WHAT TO PRODUCE: The records below must be output exactly, without pictures.

LISTED ENTRIES:

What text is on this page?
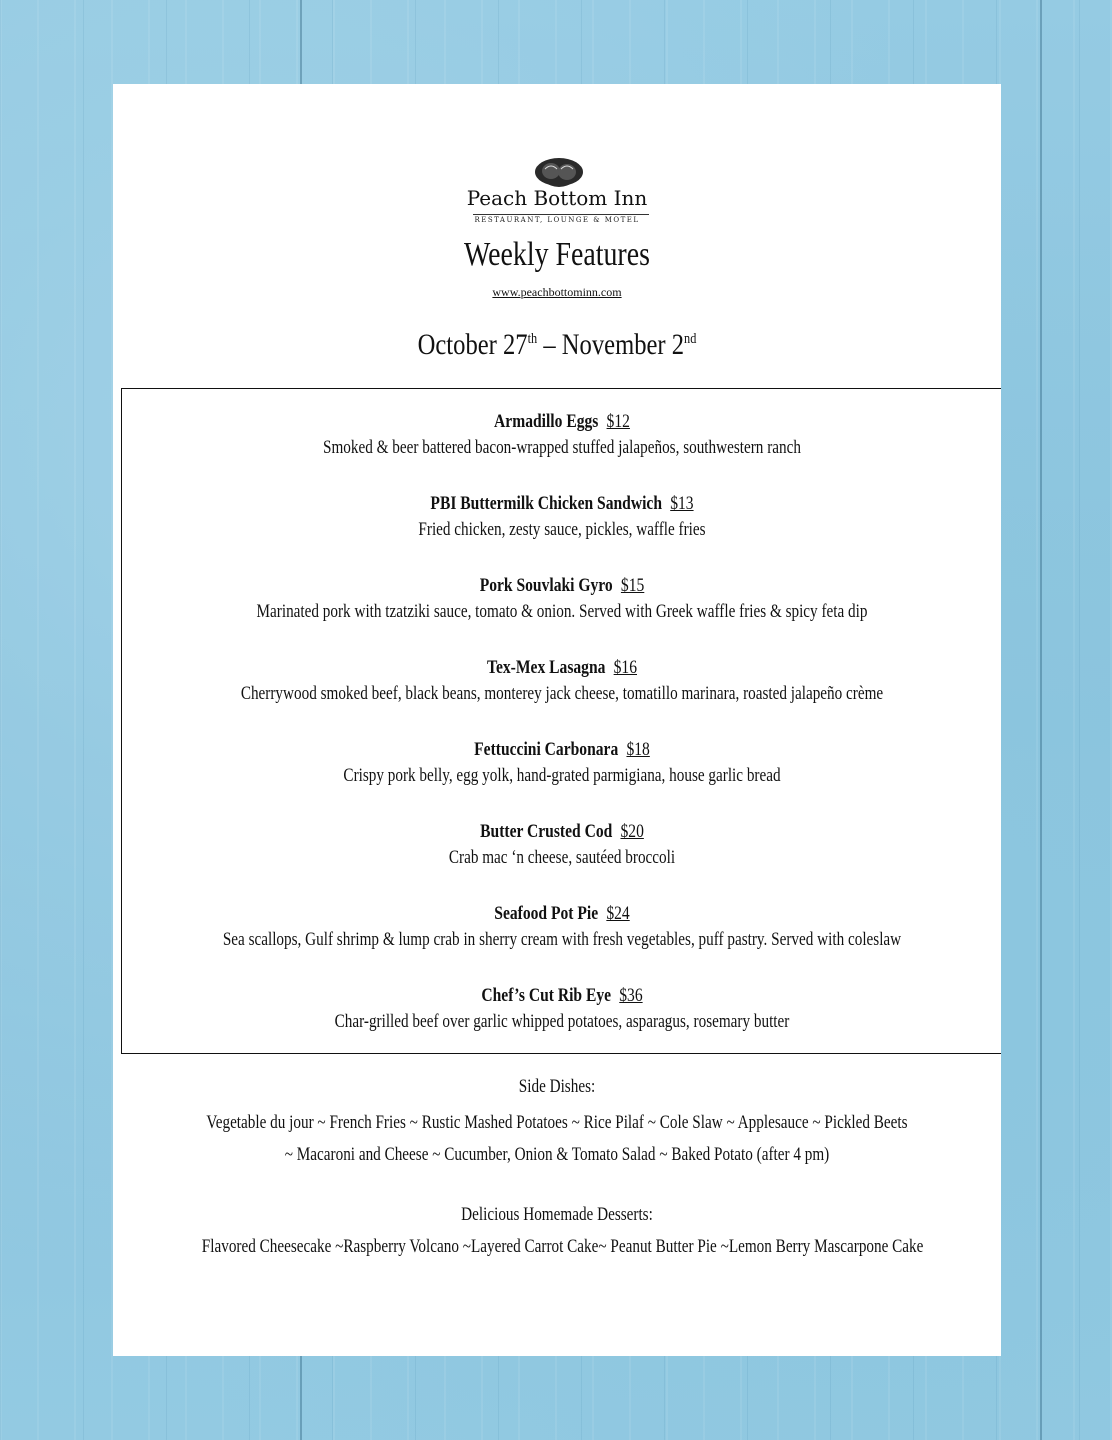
Peach Bottom Inn
RESTAURANT, LOUNGE & MOTEL
Weekly Features
www.peachbottominn.com
October 27th – November 2nd
Armadillo Eggs $12
Smoked & beer battered bacon-wrapped stuffed jalapeños, southwestern ranch
PBI Buttermilk Chicken Sandwich $13
Fried chicken, zesty sauce, pickles, waffle fries
Pork Souvlaki Gyro $15
Marinated pork with tzatziki sauce, tomato & onion. Served with Greek waffle fries & spicy feta dip
Tex-Mex Lasagna $16
Cherrywood smoked beef, black beans, monterey jack cheese, tomatillo marinara, roasted jalapeño crème
Fettuccini Carbonara $18
Crispy pork belly, egg yolk, hand-grated parmigiana, house garlic bread
Butter Crusted Cod $20
Crab mac ‘n cheese, sautéed broccoli
Seafood Pot Pie $24
Sea scallops, Gulf shrimp & lump crab in sherry cream with fresh vegetables, puff pastry. Served with coleslaw
Chef’s Cut Rib Eye $36
Char-grilled beef over garlic whipped potatoes, asparagus, rosemary butter
Side Dishes:
Vegetable du jour ~ French Fries ~ Rustic Mashed Potatoes ~ Rice Pilaf ~ Cole Slaw ~ Applesauce ~ Pickled Beets
~ Macaroni and Cheese ~ Cucumber, Onion & Tomato Salad ~ Baked Potato (after 4 pm)
Delicious Homemade Desserts:
Flavored Cheesecake ~Raspberry Volcano ~Layered Carrot Cake~ Peanut Butter Pie ~Lemon Berry Mascarpone Cake
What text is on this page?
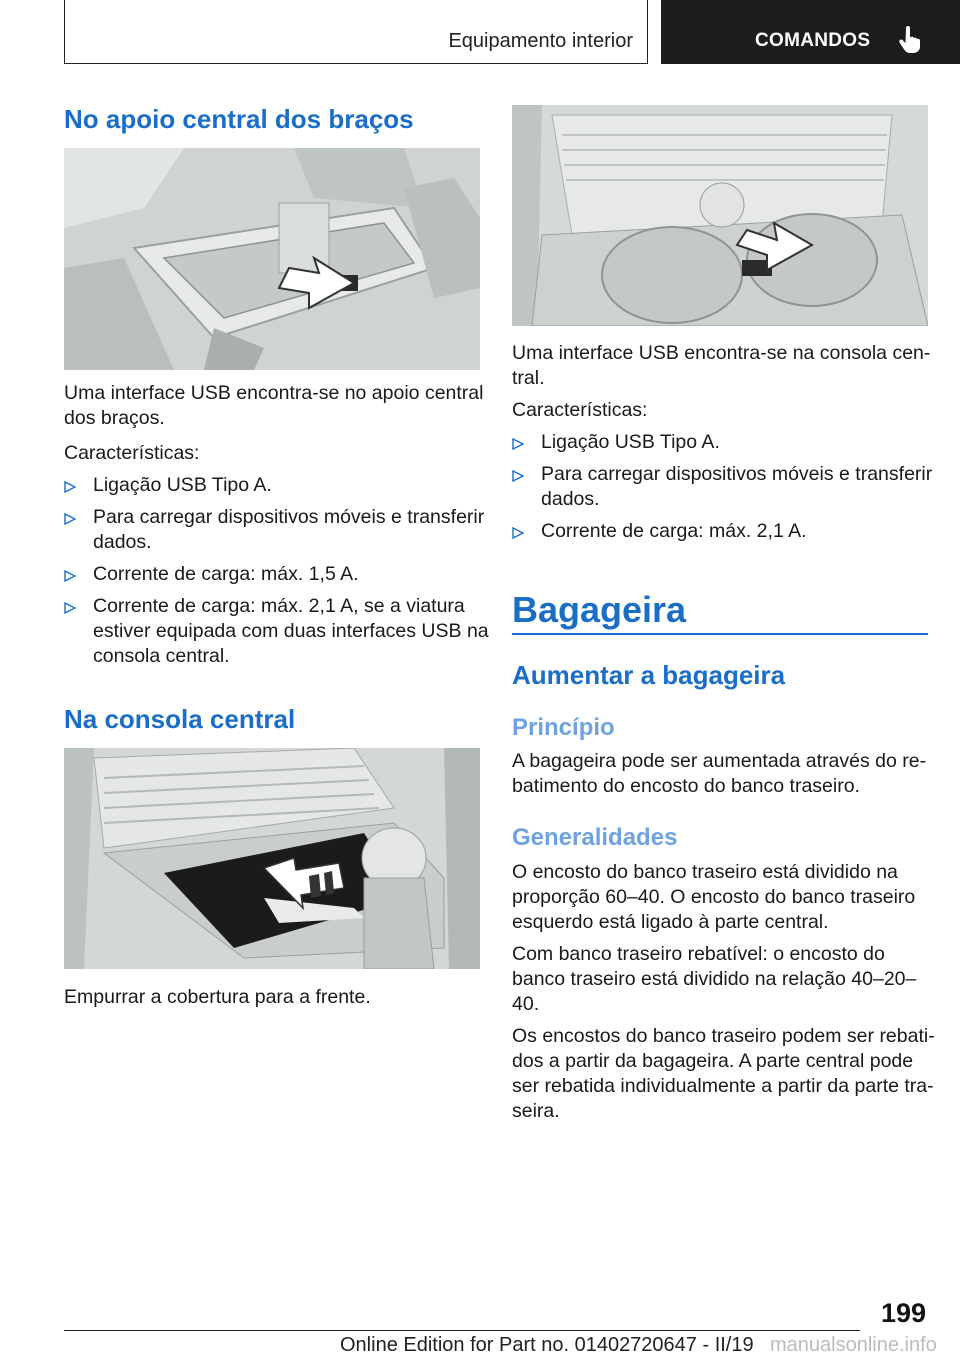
Equipamento interior	COMANDOS
No apoio central dos braços
Uma interface USB encontra-se no apoio central
dos braços.
Características:
Ligação USB Tipo A.
Para carregar dispositivos móveis e transferir
dados.
Corrente de carga: máx. 1,5 A.
Corrente de carga: máx. 2,1 A, se a viatura
estiver equipada com duas interfaces USB na
consola central.
Na consola central
Empurrar a cobertura para a frente.
Uma interface USB encontra-se na consola cen-
tral.
Características:
Ligação USB Tipo A.
Para carregar dispositivos móveis e transferir
dados.
Corrente de carga: máx. 2,1 A.
Bagageira
Aumentar a bagageira
Princípio
A bagageira pode ser aumentada através do re-
batimento do encosto do banco traseiro.
Generalidades
O encosto do banco traseiro está dividido na
proporção 60–40. O encosto do banco traseiro
esquerdo está ligado à parte central.
Com banco traseiro rebatível: o encosto do
banco traseiro está dividido na relação 40–20–
40.
Os encostos do banco traseiro podem ser rebati-
dos a partir da bagageira. A parte central pode
ser rebatida individualmente a partir da parte tra-
seira.
199
Online Edition for Part no. 01402720647 - II/19 manualsonline.info
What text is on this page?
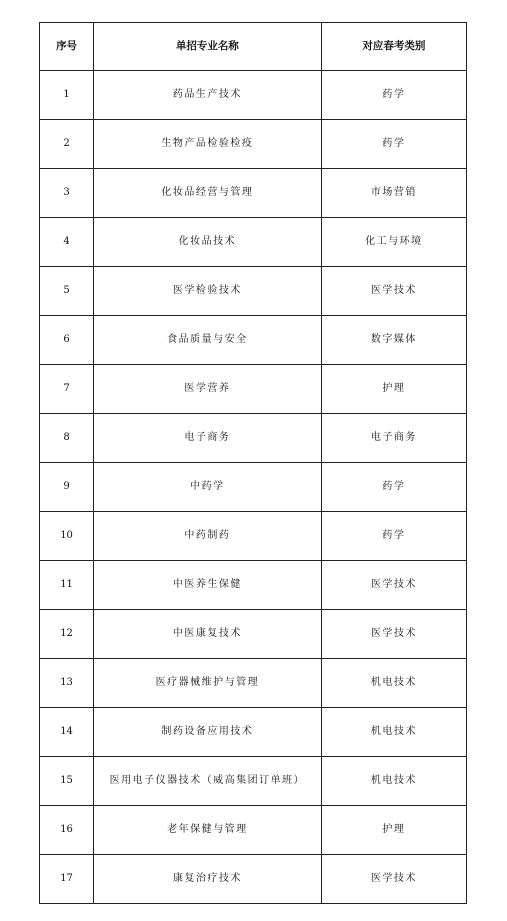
序号	单招专业名称	对应春考类别
1	药品生产技术	药学
2	生物产品检验检疫	药学
3	化妆品经营与管理	市场营销
4	化妆品技术	化工与环境
5	医学检验技术	医学技术
6	食品质量与安全	数字媒体
7	医学营养	护理
8	电子商务	电子商务
9	中药学	药学
10	中药制药	药学
11	中医养生保健	医学技术
12	中医康复技术	医学技术
13	医疗器械维护与管理	机电技术
14	制药设备应用技术	机电技术
15	医用电子仪器技术（威高集团订单班）	机电技术
16	老年保健与管理	护理
17	康复治疗技术	医学技术
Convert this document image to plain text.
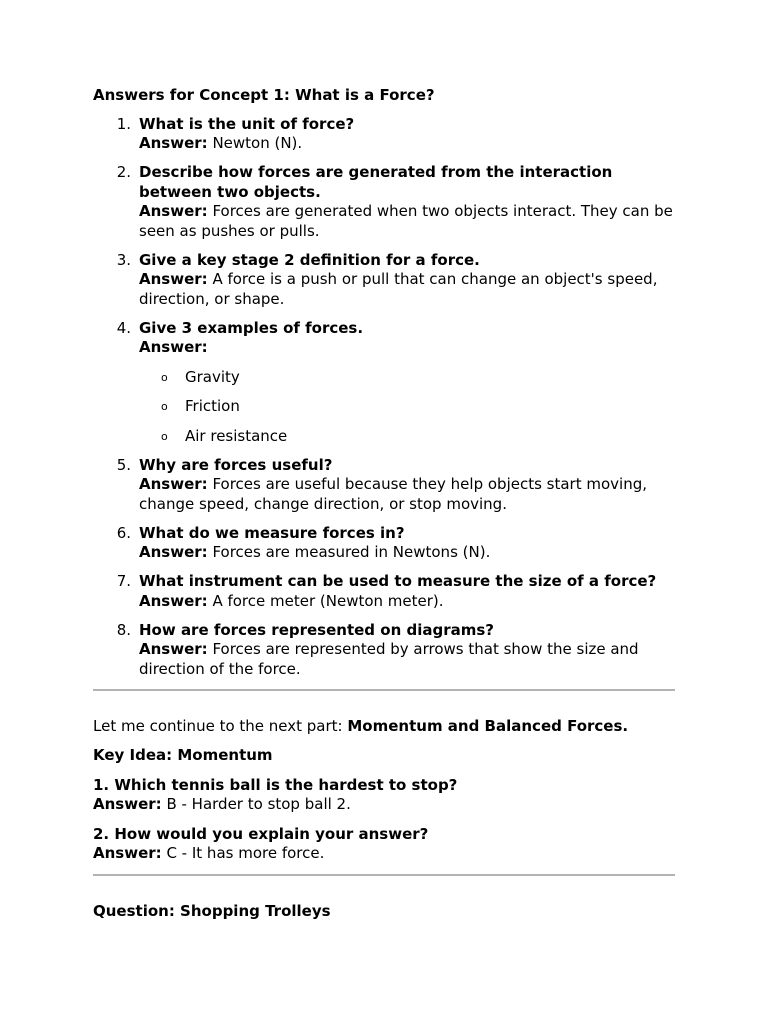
Answers for Concept 1: What is a Force?

1. What is the unit of force?
Answer: Newton (N).
2. Describe how forces are generated from the interaction between two objects.
Answer: Forces are generated when two objects interact. They can be seen as pushes or pulls.
3. Give a key stage 2 definition for a force.
Answer: A force is a push or pull that can change an object's speed, direction, or shape.
4. Give 3 examples of forces.
Answer:
o Gravity
o Friction
o Air resistance
5. Why are forces useful?
Answer: Forces are useful because they help objects start moving, change speed, change direction, or stop moving.
6. What do we measure forces in?
Answer: Forces are measured in Newtons (N).
7. What instrument can be used to measure the size of a force?
Answer: A force meter (Newton meter).
8. How are forces represented on diagrams?
Answer: Forces are represented by arrows that show the size and direction of the force.

Let me continue to the next part: Momentum and Balanced Forces.

Key Idea: Momentum

1. Which tennis ball is the hardest to stop?
Answer: B - Harder to stop ball 2.

2. How would you explain your answer?
Answer: C - It has more force.

Question: Shopping Trolleys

THE OUTPUT:
What text is on this page?
Peach Bottom Inn
RESTAURANT, LOUNGE & MOTEL
Weekly Features
www.peachbottominn.com
October 27th – November 2nd
Armadillo Eggs $12
Smoked & beer battered bacon-wrapped stuffed jalapeños, southwestern ranch
PBI Buttermilk Chicken Sandwich $13
Fried chicken, zesty sauce, pickles, waffle fries
Pork Souvlaki Gyro $15
Marinated pork with tzatziki sauce, tomato & onion. Served with Greek waffle fries & spicy feta dip
Tex-Mex Lasagna $16
Cherrywood smoked beef, black beans, monterey jack cheese, tomatillo marinara, roasted jalapeño crème
Fettuccini Carbonara $18
Crispy pork belly, egg yolk, hand-grated parmigiana, house garlic bread
Butter Crusted Cod $20
Crab mac ‘n cheese, sautéed broccoli
Seafood Pot Pie $24
Sea scallops, Gulf shrimp & lump crab in sherry cream with fresh vegetables, puff pastry. Served with coleslaw
Chef’s Cut Rib Eye $36
Char-grilled beef over garlic whipped potatoes, asparagus, rosemary butter
Side Dishes:
Vegetable du jour ~ French Fries ~ Rustic Mashed Potatoes ~ Rice Pilaf ~ Cole Slaw ~ Applesauce ~ Pickled Beets
~ Macaroni and Cheese ~ Cucumber, Onion & Tomato Salad ~ Baked Potato (after 4 pm)
Delicious Homemade Desserts:
Flavored Cheesecake ~Raspberry Volcano ~Layered Carrot Cake~ Peanut Butter Pie ~Lemon Berry Mascarpone Cake
What text is on this page?
Equipamento interior	COMANDOS
No apoio central dos braços
Uma interface USB encontra-se no apoio central
dos braços.
Características:
Ligação USB Tipo A.
Para carregar dispositivos móveis e transferir
dados.
Corrente de carga: máx. 1,5 A.
Corrente de carga: máx. 2,1 A, se a viatura
estiver equipada com duas interfaces USB na
consola central.
Na consola central
Empurrar a cobertura para a frente.
Uma interface USB encontra-se na consola cen-
tral.
Características:
Ligação USB Tipo A.
Para carregar dispositivos móveis e transferir
dados.
Corrente de carga: máx. 2,1 A.
Bagageira
Aumentar a bagageira
Princípio
A bagageira pode ser aumentada através do re-
batimento do encosto do banco traseiro.
Generalidades
O encosto do banco traseiro está dividido na
proporção 60–40. O encosto do banco traseiro
esquerdo está ligado à parte central.
Com banco traseiro rebatível: o encosto do
banco traseiro está dividido na relação 40–20–
40.
Os encostos do banco traseiro podem ser rebati-
dos a partir da bagageira. A parte central pode
ser rebatida individualmente a partir da parte tra-
seira.
199
Online Edition for Part no. 01402720647 - II/19 manualsonline.info
What text is on this page?
序号	单招专业名称	对应春考类别
1	药品生产技术	药学
2	生物产品检验检疫	药学
3	化妆品经营与管理	市场营销
4	化妆品技术	化工与环境
5	医学检验技术	医学技术
6	食品质量与安全	数字媒体
7	医学营养	护理
8	电子商务	电子商务
9	中药学	药学
10	中药制药	药学
11	中医养生保健	医学技术
12	中医康复技术	医学技术
13	医疗器械维护与管理	机电技术
14	制药设备应用技术	机电技术
15	医用电子仪器技术（威高集团订单班）	机电技术
16	老年保健与管理	护理
17	康复治疗技术	医学技术
Convert this document image to plain text.
Answers for Concept 1: What is a Force?

1. What is the unit of force?
Answer: Newton (N).
2. Describe how forces are generated from the interaction between two objects.
Answer: Forces are generated when two objects interact. They can be seen as pushes or pulls.
3. Give a key stage 2 definition for a force.
Answer: A force is a push or pull that can change an object's speed, direction, or shape.
4. Give 3 examples of forces.
Answer:
o Gravity
o Friction
o Air resistance
5. Why are forces useful?
Answer: Forces are useful because they help objects start moving, change speed, change direction, or stop moving.
6. What do we measure forces in?
Answer: Forces are measured in Newtons (N).
7. What instrument can be used to measure the size of a force?
Answer: A force meter (Newton meter).
8. How are forces represented on diagrams?
Answer: Forces are represented by arrows that show the size and direction of the force.

Let me continue to the next part: Momentum and Balanced Forces.

Key Idea: Momentum

1. Which tennis ball is the hardest to stop?
Answer: B - Harder to stop ball 2.

2. How would you explain your answer?
Answer: C - It has more force.

Question: Shopping Trolleys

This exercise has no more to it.